Dataset entries

---

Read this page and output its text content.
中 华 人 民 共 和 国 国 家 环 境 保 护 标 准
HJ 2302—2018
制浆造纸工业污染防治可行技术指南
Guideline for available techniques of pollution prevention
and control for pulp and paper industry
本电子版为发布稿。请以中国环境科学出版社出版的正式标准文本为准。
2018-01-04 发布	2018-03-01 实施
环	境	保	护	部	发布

---

EXERCISE: Write out each line of the data above again, exactly as given.

SOLVED PROBLEM:
Read this page and output its text content.
中 华 人 民 共 和 国 国 家 环 境 保 护 标 准
HJ 2302—2018
制浆造纸工业污染防治可行技术指南
Guideline for available techniques of pollution prevention
and control for pulp and paper industry
本电子版为发布稿。请以中国环境科学出版社出版的正式标准文本为准。
2018-01-04 发布	2018-03-01 实施
环	境	保	护	部	发布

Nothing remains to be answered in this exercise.